## Exercise goal
Word for word, retype every entry in the listing.
--- begin Data lines ---
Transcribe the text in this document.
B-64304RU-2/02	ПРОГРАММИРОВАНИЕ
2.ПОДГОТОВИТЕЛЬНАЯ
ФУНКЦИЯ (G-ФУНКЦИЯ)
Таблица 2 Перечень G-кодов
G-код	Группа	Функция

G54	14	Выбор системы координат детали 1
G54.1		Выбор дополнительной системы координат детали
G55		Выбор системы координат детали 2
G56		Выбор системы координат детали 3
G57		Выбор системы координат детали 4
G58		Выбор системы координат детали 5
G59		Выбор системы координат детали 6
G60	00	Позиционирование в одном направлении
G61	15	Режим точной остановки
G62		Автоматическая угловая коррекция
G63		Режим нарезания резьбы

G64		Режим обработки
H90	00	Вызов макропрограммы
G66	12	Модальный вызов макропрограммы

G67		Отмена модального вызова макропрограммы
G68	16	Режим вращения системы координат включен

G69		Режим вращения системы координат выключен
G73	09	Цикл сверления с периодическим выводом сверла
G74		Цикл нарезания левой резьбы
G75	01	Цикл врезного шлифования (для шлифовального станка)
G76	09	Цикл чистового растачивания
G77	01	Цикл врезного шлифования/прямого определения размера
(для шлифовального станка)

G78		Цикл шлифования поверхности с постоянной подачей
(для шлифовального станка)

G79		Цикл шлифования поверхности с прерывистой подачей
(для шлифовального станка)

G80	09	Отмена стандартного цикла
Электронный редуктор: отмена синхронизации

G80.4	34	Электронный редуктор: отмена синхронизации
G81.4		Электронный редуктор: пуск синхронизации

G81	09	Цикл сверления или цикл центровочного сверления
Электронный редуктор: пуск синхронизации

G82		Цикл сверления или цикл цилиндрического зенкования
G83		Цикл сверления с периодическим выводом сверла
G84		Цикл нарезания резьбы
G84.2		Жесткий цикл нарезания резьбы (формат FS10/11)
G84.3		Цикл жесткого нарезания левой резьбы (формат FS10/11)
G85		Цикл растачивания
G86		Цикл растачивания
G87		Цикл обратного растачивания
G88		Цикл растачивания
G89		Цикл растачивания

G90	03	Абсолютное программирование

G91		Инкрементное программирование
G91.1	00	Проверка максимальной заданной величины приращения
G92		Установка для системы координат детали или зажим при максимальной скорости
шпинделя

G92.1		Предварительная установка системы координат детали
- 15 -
--- end Data lines ---
## Solution
Transcribe the text in this document.
B-64304RU-2/02	ПРОГРАММИРОВАНИЕ
2.ПОДГОТОВИТЕЛЬНАЯ
ФУНКЦИЯ (G-ФУНКЦИЯ)
Таблица 2 Перечень G-кодов
G-код	Группа	Функция

G54	14	Выбор системы координат детали 1
G54.1		Выбор дополнительной системы координат детали
G55		Выбор системы координат детали 2
G56		Выбор системы координат детали 3
G57		Выбор системы координат детали 4
G58		Выбор системы координат детали 5
G59		Выбор системы координат детали 6
G60	00	Позиционирование в одном направлении
G61	15	Режим точной остановки
G62		Автоматическая угловая коррекция
G63		Режим нарезания резьбы

G64		Режим обработки
H90	00	Вызов макропрограммы
G66	12	Модальный вызов макропрограммы

G67		Отмена модального вызова макропрограммы
G68	16	Режим вращения системы координат включен

G69		Режим вращения системы координат выключен
G73	09	Цикл сверления с периодическим выводом сверла
G74		Цикл нарезания левой резьбы
G75	01	Цикл врезного шлифования (для шлифовального станка)
G76	09	Цикл чистового растачивания
G77	01	Цикл врезного шлифования/прямого определения размера
(для шлифовального станка)

G78		Цикл шлифования поверхности с постоянной подачей
(для шлифовального станка)

G79		Цикл шлифования поверхности с прерывистой подачей
(для шлифовального станка)

G80	09	Отмена стандартного цикла
Электронный редуктор: отмена синхронизации

G80.4	34	Электронный редуктор: отмена синхронизации
G81.4		Электронный редуктор: пуск синхронизации

G81	09	Цикл сверления или цикл центровочного сверления
Электронный редуктор: пуск синхронизации

G82		Цикл сверления или цикл цилиндрического зенкования
G83		Цикл сверления с периодическим выводом сверла
G84		Цикл нарезания резьбы
G84.2		Жесткий цикл нарезания резьбы (формат FS10/11)
G84.3		Цикл жесткого нарезания левой резьбы (формат FS10/11)
G85		Цикл растачивания
G86		Цикл растачивания
G87		Цикл обратного растачивания
G88		Цикл растачивания
G89		Цикл растачивания

G90	03	Абсолютное программирование

G91		Инкрементное программирование
G91.1	00	Проверка максимальной заданной величины приращения
G92		Установка для системы координат детали или зажим при максимальной скорости
шпинделя

G92.1		Предварительная установка системы координат детали
- 15 -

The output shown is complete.